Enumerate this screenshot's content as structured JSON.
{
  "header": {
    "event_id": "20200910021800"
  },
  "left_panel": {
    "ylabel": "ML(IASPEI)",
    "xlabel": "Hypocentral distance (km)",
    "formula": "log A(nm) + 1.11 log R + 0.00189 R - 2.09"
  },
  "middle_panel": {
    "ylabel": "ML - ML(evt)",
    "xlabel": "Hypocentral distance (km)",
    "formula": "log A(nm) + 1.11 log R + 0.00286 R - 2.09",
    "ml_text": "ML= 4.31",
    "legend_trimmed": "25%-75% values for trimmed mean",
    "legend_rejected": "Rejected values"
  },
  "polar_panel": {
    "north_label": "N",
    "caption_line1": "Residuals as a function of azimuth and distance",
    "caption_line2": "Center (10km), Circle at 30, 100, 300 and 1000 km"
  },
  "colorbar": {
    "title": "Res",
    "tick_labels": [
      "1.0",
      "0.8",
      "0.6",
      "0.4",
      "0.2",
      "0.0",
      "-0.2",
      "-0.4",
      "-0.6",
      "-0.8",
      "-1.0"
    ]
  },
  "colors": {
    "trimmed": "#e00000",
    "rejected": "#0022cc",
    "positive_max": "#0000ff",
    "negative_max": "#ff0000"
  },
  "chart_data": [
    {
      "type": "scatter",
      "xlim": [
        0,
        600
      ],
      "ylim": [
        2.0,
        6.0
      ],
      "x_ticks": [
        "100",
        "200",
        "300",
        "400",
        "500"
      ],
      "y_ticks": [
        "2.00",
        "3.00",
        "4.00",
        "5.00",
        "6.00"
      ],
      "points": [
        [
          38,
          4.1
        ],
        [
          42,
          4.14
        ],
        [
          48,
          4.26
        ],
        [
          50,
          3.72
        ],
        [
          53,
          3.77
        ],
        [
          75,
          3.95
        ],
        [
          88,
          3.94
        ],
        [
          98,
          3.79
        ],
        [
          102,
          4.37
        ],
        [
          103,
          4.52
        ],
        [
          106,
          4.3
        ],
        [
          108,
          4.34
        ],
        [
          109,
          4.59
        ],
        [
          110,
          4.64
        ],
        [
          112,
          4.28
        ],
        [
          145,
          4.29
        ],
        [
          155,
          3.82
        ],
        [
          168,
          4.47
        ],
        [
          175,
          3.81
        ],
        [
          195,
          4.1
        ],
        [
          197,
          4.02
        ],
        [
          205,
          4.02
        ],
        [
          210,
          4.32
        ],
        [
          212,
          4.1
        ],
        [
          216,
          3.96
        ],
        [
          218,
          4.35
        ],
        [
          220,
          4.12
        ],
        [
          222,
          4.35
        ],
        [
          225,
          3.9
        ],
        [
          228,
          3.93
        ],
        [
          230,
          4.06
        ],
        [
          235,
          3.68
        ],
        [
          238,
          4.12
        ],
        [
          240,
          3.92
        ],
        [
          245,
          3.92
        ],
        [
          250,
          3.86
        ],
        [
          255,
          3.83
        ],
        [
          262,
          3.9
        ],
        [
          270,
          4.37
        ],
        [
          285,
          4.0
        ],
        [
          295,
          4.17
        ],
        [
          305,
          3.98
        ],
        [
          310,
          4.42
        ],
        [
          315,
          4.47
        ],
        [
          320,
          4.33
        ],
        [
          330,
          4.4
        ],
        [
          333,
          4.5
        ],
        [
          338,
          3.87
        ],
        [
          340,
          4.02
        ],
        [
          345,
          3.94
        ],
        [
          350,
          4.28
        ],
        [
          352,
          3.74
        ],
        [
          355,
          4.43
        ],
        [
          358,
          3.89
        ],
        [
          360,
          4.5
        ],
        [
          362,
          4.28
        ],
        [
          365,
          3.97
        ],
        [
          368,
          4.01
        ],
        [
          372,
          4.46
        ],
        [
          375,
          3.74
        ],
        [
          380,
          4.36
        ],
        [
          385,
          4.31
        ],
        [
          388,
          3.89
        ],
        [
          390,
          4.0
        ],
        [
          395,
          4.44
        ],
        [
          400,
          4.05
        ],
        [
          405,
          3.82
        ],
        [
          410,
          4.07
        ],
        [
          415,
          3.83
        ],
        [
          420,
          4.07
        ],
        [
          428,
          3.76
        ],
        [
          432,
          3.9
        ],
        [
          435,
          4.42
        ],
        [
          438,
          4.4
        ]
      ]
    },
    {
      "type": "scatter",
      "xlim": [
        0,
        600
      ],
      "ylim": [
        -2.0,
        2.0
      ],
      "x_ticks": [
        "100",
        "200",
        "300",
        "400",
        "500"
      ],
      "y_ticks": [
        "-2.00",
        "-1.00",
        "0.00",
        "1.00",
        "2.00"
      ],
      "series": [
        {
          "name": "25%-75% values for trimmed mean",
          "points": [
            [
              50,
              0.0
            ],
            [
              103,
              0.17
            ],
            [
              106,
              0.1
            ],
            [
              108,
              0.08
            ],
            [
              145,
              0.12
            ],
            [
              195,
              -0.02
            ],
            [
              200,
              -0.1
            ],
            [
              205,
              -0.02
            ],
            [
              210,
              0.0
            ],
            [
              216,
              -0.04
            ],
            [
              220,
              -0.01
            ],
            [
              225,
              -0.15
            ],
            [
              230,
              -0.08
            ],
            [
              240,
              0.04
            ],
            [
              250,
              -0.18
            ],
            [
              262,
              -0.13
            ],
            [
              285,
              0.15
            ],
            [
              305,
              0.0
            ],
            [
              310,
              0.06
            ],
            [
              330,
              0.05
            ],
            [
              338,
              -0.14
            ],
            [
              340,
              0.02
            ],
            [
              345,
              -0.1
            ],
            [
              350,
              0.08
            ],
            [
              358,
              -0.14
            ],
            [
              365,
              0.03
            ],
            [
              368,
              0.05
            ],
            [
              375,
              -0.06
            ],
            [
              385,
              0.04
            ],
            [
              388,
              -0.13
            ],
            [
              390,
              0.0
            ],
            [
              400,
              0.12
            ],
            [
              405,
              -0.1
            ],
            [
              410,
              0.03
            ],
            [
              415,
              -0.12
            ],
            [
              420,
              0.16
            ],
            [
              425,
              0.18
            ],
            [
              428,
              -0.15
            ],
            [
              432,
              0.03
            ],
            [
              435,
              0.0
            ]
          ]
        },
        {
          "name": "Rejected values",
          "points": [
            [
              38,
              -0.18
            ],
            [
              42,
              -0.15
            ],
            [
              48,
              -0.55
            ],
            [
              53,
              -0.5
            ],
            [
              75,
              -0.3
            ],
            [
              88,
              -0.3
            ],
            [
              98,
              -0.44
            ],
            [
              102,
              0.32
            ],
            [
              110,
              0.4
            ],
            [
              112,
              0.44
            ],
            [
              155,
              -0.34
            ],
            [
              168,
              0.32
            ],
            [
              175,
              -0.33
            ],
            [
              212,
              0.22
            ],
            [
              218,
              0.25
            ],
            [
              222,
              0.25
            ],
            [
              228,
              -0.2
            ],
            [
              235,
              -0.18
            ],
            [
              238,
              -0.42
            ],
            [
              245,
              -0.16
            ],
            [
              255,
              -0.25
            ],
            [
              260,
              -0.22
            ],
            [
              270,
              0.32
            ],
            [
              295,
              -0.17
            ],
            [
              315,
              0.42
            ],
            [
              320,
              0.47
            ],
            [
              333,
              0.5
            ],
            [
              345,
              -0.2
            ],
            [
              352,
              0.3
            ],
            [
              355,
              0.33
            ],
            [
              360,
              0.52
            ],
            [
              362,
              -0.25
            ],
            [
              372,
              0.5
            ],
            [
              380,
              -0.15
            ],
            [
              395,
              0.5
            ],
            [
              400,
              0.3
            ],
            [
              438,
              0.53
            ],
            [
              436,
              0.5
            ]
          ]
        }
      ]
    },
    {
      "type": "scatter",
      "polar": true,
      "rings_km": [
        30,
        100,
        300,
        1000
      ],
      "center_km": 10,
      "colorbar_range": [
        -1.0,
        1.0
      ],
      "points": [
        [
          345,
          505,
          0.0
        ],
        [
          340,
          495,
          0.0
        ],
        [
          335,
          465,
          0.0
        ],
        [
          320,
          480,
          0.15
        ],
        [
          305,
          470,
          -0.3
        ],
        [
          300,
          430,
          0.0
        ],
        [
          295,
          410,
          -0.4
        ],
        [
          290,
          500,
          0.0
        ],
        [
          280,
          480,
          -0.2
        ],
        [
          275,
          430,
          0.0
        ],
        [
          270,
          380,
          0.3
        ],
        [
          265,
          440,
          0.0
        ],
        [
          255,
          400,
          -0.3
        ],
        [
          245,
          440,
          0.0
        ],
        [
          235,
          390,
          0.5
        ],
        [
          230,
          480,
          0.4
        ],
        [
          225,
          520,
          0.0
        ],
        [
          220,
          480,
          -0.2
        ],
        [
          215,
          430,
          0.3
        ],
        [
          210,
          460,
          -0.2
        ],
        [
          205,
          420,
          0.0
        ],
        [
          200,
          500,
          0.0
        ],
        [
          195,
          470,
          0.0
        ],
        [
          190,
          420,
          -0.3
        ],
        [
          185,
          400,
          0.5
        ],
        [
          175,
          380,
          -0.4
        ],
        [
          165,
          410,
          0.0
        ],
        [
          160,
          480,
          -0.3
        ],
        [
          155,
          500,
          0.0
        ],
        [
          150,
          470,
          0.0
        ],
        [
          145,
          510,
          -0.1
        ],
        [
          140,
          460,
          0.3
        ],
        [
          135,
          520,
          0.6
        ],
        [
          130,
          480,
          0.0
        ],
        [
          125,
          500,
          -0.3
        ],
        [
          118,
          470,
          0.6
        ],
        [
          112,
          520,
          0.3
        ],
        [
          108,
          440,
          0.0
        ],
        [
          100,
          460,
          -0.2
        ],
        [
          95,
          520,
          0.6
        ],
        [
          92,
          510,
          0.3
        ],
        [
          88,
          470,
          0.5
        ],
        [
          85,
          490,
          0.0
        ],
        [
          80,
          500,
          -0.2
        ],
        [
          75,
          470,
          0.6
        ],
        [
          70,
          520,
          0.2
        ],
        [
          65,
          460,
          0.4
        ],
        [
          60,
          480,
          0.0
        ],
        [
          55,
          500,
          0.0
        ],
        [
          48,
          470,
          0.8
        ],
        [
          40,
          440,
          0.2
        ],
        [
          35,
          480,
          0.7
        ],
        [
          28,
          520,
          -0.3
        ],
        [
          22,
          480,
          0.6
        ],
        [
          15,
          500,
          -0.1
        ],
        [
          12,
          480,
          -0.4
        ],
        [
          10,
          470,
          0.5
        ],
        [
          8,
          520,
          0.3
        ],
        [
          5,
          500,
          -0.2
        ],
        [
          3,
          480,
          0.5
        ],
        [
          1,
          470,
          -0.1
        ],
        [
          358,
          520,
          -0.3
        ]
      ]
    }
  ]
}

▸ **Request**:
In the entries above, identify every line with the string "formula".

▸ **Solution to this task**:
    "formula": "log A(nm) + 1.11 log R + 0.00189 R - 2.09"
    "formula": "log A(nm) + 1.11 log R + 0.00286 R - 2.09",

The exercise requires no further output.